%%

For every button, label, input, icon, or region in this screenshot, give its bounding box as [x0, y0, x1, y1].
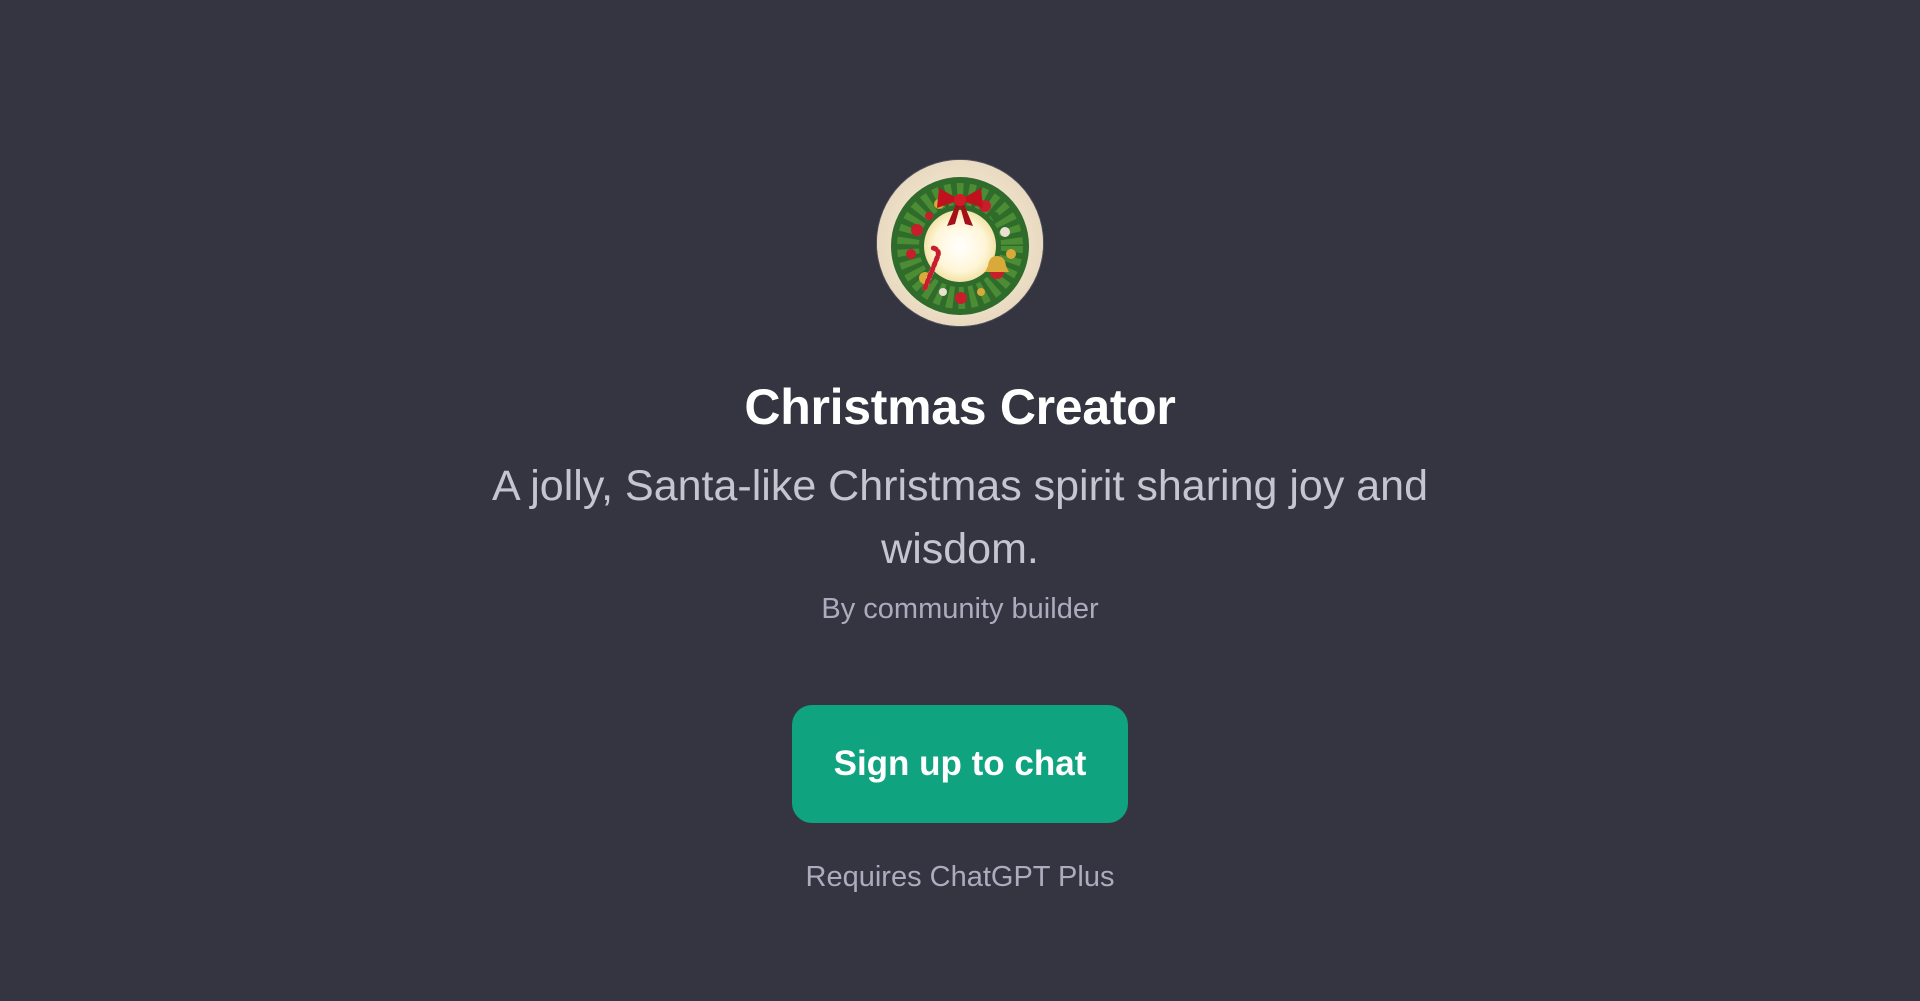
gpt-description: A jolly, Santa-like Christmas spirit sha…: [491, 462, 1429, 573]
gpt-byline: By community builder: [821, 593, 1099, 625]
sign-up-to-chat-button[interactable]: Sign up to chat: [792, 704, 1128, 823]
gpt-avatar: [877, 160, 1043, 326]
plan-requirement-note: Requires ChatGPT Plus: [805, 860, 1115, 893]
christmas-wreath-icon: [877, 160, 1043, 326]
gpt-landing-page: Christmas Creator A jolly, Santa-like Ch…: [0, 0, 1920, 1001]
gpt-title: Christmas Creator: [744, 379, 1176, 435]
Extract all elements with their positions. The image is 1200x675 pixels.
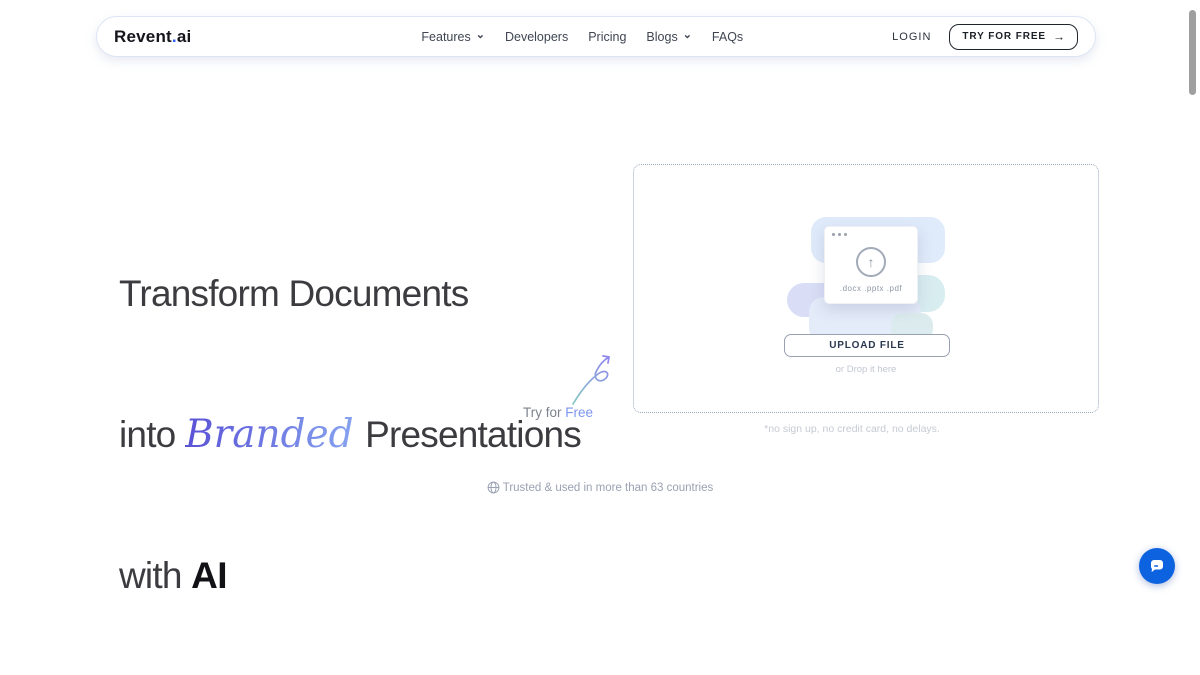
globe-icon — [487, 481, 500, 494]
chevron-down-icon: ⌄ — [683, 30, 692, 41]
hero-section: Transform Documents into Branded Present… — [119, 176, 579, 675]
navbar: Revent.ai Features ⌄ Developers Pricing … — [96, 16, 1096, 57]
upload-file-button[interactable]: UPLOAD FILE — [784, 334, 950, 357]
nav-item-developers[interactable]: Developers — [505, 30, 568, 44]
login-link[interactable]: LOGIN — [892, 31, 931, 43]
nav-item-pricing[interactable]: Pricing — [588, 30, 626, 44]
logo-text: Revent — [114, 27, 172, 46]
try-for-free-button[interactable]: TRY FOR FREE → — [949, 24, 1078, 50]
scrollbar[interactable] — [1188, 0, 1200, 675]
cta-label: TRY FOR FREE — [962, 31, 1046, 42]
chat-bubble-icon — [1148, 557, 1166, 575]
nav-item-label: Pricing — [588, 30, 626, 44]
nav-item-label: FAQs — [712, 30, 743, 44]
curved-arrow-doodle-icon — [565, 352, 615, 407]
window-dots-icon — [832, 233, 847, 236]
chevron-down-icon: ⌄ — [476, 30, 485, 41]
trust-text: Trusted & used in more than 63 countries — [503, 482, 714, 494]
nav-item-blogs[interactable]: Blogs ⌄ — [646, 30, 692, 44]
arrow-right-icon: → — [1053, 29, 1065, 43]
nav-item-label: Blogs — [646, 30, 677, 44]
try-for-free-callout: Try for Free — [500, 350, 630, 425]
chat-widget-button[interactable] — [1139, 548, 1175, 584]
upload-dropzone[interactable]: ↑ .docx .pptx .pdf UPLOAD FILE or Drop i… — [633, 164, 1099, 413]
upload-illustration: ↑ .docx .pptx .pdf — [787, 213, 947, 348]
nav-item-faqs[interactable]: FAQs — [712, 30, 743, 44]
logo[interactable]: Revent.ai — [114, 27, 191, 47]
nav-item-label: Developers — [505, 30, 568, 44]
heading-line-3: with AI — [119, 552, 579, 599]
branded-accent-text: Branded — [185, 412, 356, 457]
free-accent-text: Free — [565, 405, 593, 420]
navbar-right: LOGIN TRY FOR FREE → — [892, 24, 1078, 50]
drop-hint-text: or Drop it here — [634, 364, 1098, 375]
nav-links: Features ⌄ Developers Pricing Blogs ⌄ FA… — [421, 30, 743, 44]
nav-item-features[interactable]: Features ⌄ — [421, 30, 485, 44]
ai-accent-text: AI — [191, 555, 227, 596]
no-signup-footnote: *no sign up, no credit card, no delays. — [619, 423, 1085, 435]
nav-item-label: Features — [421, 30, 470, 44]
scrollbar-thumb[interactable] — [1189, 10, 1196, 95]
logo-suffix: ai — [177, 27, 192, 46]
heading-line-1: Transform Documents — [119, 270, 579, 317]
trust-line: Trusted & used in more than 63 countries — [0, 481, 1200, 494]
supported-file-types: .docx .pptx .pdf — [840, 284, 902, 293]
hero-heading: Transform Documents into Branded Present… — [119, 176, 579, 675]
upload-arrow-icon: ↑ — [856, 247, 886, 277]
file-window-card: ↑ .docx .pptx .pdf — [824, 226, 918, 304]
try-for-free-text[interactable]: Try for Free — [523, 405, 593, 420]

%%
%%

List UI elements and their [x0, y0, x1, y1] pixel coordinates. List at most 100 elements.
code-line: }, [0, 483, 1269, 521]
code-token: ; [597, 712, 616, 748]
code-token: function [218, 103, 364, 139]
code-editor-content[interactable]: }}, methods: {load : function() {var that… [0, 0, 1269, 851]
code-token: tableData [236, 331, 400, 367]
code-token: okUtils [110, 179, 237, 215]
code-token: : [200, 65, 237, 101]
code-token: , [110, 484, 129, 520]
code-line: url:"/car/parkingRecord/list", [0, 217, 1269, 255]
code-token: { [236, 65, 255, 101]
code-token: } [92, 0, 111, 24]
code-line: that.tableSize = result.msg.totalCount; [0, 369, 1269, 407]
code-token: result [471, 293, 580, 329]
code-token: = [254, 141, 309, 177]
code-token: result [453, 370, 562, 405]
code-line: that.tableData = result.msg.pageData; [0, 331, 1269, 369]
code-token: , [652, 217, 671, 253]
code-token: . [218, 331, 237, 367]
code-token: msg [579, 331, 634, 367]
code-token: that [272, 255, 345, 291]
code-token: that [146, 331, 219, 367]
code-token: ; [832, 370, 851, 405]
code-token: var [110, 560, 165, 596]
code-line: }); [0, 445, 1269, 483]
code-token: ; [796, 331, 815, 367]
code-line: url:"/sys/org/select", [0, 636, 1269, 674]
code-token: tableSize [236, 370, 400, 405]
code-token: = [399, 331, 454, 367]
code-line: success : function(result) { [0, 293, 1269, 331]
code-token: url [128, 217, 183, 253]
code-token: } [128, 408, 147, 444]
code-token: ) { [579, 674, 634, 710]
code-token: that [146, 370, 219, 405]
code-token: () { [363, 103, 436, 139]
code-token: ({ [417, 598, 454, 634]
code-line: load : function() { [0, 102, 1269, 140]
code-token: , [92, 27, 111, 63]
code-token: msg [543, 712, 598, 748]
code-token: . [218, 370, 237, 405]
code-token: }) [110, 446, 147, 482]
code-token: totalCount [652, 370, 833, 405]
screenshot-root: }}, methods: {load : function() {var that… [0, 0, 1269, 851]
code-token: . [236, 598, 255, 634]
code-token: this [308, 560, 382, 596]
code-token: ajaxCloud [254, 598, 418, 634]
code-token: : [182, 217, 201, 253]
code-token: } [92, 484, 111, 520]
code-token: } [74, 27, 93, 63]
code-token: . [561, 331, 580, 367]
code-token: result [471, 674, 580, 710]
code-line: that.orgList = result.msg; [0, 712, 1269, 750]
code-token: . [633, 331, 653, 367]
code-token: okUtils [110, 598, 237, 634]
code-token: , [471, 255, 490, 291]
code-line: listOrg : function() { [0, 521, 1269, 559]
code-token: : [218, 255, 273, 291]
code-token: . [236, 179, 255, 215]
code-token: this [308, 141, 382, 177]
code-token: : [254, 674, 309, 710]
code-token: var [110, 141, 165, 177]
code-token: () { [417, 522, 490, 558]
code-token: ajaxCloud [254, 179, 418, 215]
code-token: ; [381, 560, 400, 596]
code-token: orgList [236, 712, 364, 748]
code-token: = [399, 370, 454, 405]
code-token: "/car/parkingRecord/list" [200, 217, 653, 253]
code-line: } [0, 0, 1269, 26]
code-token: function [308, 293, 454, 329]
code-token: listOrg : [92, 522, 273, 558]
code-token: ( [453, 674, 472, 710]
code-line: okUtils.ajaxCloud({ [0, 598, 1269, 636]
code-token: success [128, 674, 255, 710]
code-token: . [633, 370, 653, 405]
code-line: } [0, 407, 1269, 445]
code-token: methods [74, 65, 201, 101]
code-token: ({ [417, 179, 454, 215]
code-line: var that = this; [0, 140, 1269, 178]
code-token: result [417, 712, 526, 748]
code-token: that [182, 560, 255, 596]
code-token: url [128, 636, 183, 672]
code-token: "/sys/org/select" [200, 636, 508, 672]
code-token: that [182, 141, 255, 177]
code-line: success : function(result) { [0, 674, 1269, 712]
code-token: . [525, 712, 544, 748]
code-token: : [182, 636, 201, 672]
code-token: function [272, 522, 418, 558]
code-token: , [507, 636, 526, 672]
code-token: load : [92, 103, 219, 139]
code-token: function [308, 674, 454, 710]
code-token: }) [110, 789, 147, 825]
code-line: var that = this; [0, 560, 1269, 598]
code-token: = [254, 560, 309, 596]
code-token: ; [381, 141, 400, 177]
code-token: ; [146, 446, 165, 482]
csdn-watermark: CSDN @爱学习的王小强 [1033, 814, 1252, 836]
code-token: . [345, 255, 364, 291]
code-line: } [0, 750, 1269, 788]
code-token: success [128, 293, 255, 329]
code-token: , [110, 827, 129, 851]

%%

WRITTEN TASK:
Copy out the records word for word, from the line containing "List UI elements" through the line containing "408, 147, 444]", with both of those lines included.

EXERCISE SOLUTION:
List UI elements and their [x0, y0, x1, y1] pixel coordinates. List at most 100 elements.
code-line: }, [0, 483, 1269, 521]
code-token: ; [597, 712, 616, 748]
code-token: function [218, 103, 364, 139]
code-editor-content[interactable]: }}, methods: {load : function() {var that… [0, 0, 1269, 851]
code-token: tableData [236, 331, 400, 367]
code-token: okUtils [110, 179, 237, 215]
code-token: : [200, 65, 237, 101]
code-token: , [110, 484, 129, 520]
code-line: url:"/car/parkingRecord/list", [0, 217, 1269, 255]
code-token: { [236, 65, 255, 101]
code-token: } [92, 0, 111, 24]
code-line: that.tableSize = result.msg.totalCount; [0, 369, 1269, 407]
code-token: result [471, 293, 580, 329]
code-token: = [254, 141, 309, 177]
code-token: result [453, 370, 562, 405]
code-line: that.tableData = result.msg.pageData; [0, 331, 1269, 369]
code-token: , [652, 217, 671, 253]
code-token: . [218, 331, 237, 367]
code-token: msg [579, 331, 634, 367]
code-token: that [272, 255, 345, 291]
code-token: that [146, 331, 219, 367]
code-token: ; [832, 370, 851, 405]
code-token: var [110, 560, 165, 596]
code-line: }); [0, 445, 1269, 483]
code-token: ; [796, 331, 815, 367]
code-line: url:"/sys/org/select", [0, 636, 1269, 674]
code-token: tableSize [236, 370, 400, 405]
code-token: = [399, 331, 454, 367]
code-line: success : function(result) { [0, 293, 1269, 331]
code-token: url [128, 217, 183, 253]
code-token: } [128, 408, 147, 444]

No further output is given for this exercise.